*Records*
-----

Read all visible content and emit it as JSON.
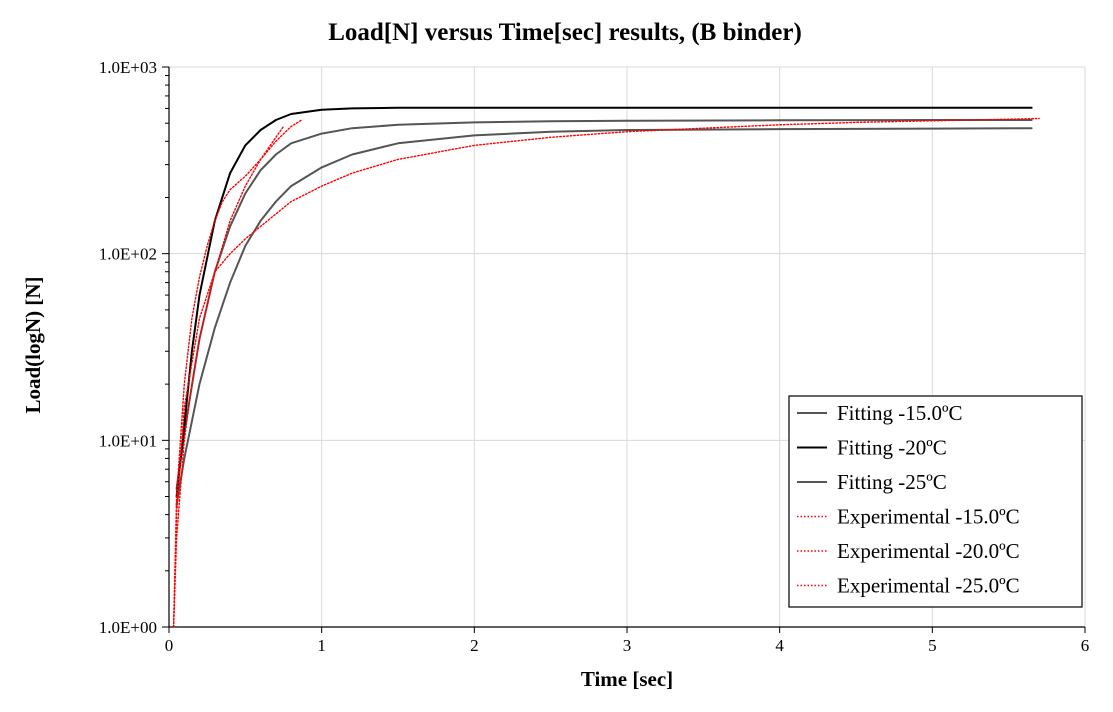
{
  "chart_data": {
    "type": "line",
    "title": "Load[N] versus Time[sec] results, (B binder)",
    "xlabel": "Time [sec]",
    "ylabel": "Load(logN) [N]",
    "xlim": [
      0,
      6
    ],
    "ylim": [
      1,
      1000
    ],
    "yscale": "log",
    "grid": true,
    "x_ticks": [
      0,
      1,
      2,
      3,
      4,
      5,
      6
    ],
    "x_tick_labels": [
      "0",
      "1",
      "2",
      "3",
      "4",
      "5",
      "6"
    ],
    "y_ticks": [
      1,
      10,
      100,
      1000
    ],
    "y_tick_labels": [
      "1.0E+00",
      "1.0E+01",
      "1.0E+02",
      "1.0E+03"
    ],
    "legend_position": "bottom-right",
    "series": [
      {
        "name": "Fitting -15.0ºC",
        "style": "solid",
        "color": "#555555",
        "x": [
          0.05,
          0.1,
          0.2,
          0.3,
          0.4,
          0.5,
          0.6,
          0.7,
          0.8,
          1.0,
          1.2,
          1.5,
          2.0,
          2.5,
          3.0,
          4.0,
          5.0,
          5.65
        ],
        "y": [
          5.5,
          11,
          35,
          80,
          140,
          210,
          280,
          340,
          390,
          440,
          470,
          490,
          505,
          512,
          515,
          518,
          520,
          520
        ]
      },
      {
        "name": "Fitting -20ºC",
        "style": "solid",
        "color": "#000000",
        "x": [
          0.05,
          0.1,
          0.15,
          0.2,
          0.3,
          0.4,
          0.5,
          0.6,
          0.7,
          0.8,
          1.0,
          1.2,
          1.5,
          2.0,
          3.0,
          4.0,
          5.0,
          5.65
        ],
        "y": [
          5,
          12,
          30,
          60,
          150,
          270,
          380,
          460,
          520,
          560,
          590,
          600,
          605,
          605,
          605,
          605,
          605,
          605
        ]
      },
      {
        "name": "Fitting -25ºC",
        "style": "solid",
        "color": "#555555",
        "x": [
          0.05,
          0.1,
          0.2,
          0.3,
          0.4,
          0.5,
          0.6,
          0.7,
          0.8,
          1.0,
          1.2,
          1.5,
          2.0,
          2.5,
          3.0,
          4.0,
          5.0,
          5.65
        ],
        "y": [
          4.5,
          8,
          20,
          40,
          70,
          110,
          150,
          190,
          230,
          290,
          340,
          390,
          430,
          450,
          460,
          465,
          468,
          470
        ]
      },
      {
        "name": "Experimental -15.0ºC",
        "style": "dotted",
        "color": "#ff0000",
        "x": [
          0.03,
          0.05,
          0.1,
          0.15,
          0.2,
          0.25,
          0.3,
          0.35,
          0.4,
          0.5,
          0.6,
          0.7,
          0.8,
          0.87
        ],
        "y": [
          1,
          5,
          20,
          45,
          75,
          110,
          150,
          190,
          220,
          260,
          320,
          400,
          480,
          520
        ]
      },
      {
        "name": "Experimental -20.0ºC",
        "style": "dotted",
        "color": "#ff0000",
        "x": [
          0.03,
          0.05,
          0.1,
          0.15,
          0.2,
          0.3,
          0.4,
          0.5,
          0.6,
          0.7,
          0.75
        ],
        "y": [
          1,
          3,
          10,
          20,
          35,
          80,
          150,
          230,
          320,
          420,
          480
        ]
      },
      {
        "name": "Experimental -25.0ºC",
        "style": "dotted",
        "color": "#ff0000",
        "x": [
          0.03,
          0.05,
          0.1,
          0.2,
          0.3,
          0.4,
          0.5,
          0.6,
          0.8,
          1.0,
          1.2,
          1.5,
          2.0,
          2.5,
          3.0,
          3.5,
          4.0,
          4.5,
          5.0,
          5.5,
          5.7
        ],
        "y": [
          1,
          4,
          15,
          45,
          80,
          100,
          120,
          140,
          190,
          230,
          270,
          320,
          380,
          420,
          450,
          470,
          490,
          505,
          515,
          525,
          530
        ]
      }
    ]
  }
}
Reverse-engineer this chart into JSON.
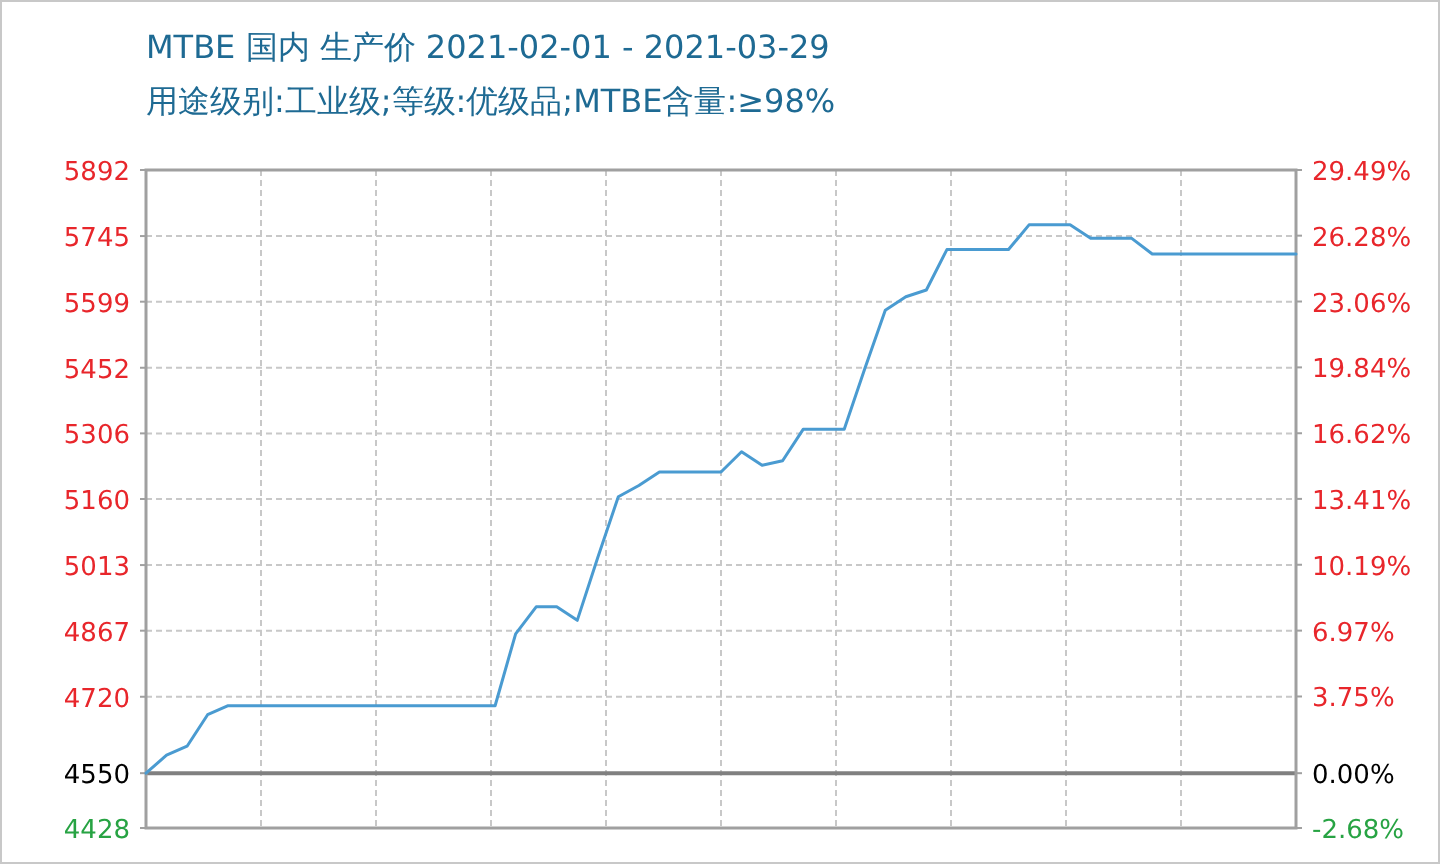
{
  "chart_data": {
    "type": "line",
    "title": "MTBE 国内 生产价 2021-02-01 - 2021-03-29",
    "subtitle": "用途级别:工业级;等级:优级品;MTBE含量:≥98%",
    "categories": [
      null,
      null,
      null,
      null,
      null,
      null,
      null,
      null,
      null,
      null,
      null,
      null,
      null,
      null,
      null,
      null,
      null,
      null,
      null,
      null,
      null,
      null,
      null,
      null,
      null,
      null,
      null,
      null,
      null,
      null,
      null,
      null,
      null,
      null,
      null,
      null,
      null,
      null,
      null,
      null,
      null,
      null,
      null,
      null,
      null,
      null,
      null,
      null,
      null,
      null,
      null,
      null,
      null,
      null,
      null,
      null,
      null
    ],
    "series": [
      {
        "color": "#4a9bd1",
        "values": [
          4550,
          4590,
          4610,
          4680,
          4700,
          4700,
          4700,
          4700,
          4700,
          4700,
          4700,
          4700,
          4700,
          4700,
          4700,
          4700,
          4700,
          4700,
          4860,
          4920,
          4920,
          4890,
          5030,
          5165,
          5190,
          5220,
          5220,
          5220,
          5220,
          5265,
          5235,
          5245,
          5315,
          5315,
          5315,
          5450,
          5580,
          5610,
          5625,
          5715,
          5715,
          5715,
          5715,
          5770,
          5770,
          5770,
          5740,
          5740,
          5740,
          5705,
          5705,
          5705,
          5705,
          5705,
          5705,
          5705,
          5705
        ]
      }
    ],
    "ylim": [
      4428,
      5892
    ],
    "yticks": [
      4428,
      4550,
      4720,
      4867,
      5013,
      5160,
      5306,
      5452,
      5599,
      5745,
      5892
    ],
    "y2lim": [
      -2.68,
      29.49
    ],
    "y2ticks": [
      {
        "value": -2.68,
        "label": "-2.68%"
      },
      {
        "value": 0,
        "label": "0.00%"
      },
      {
        "value": 3.75,
        "label": "3.75%"
      },
      {
        "value": 6.97,
        "label": "6.97%"
      },
      {
        "value": 10.19,
        "label": "10.19%"
      },
      {
        "value": 13.41,
        "label": "13.41%"
      },
      {
        "value": 16.62,
        "label": "16.62%"
      },
      {
        "value": 19.84,
        "label": "19.84%"
      },
      {
        "value": 23.06,
        "label": "23.06%"
      },
      {
        "value": 26.28,
        "label": "26.28%"
      },
      {
        "value": 29.49,
        "label": "29.49%"
      }
    ],
    "ref_lines": [
      {
        "axis": "y",
        "value": 4550,
        "color": "#808080"
      }
    ],
    "grid": true,
    "tick_labels": "y",
    "line_style": "solid",
    "marker": "none"
  }
}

-----

*What needs to be done*
Find every line with the word "JSON" and state how many there are, with no other words.

*Result of this exercise*
2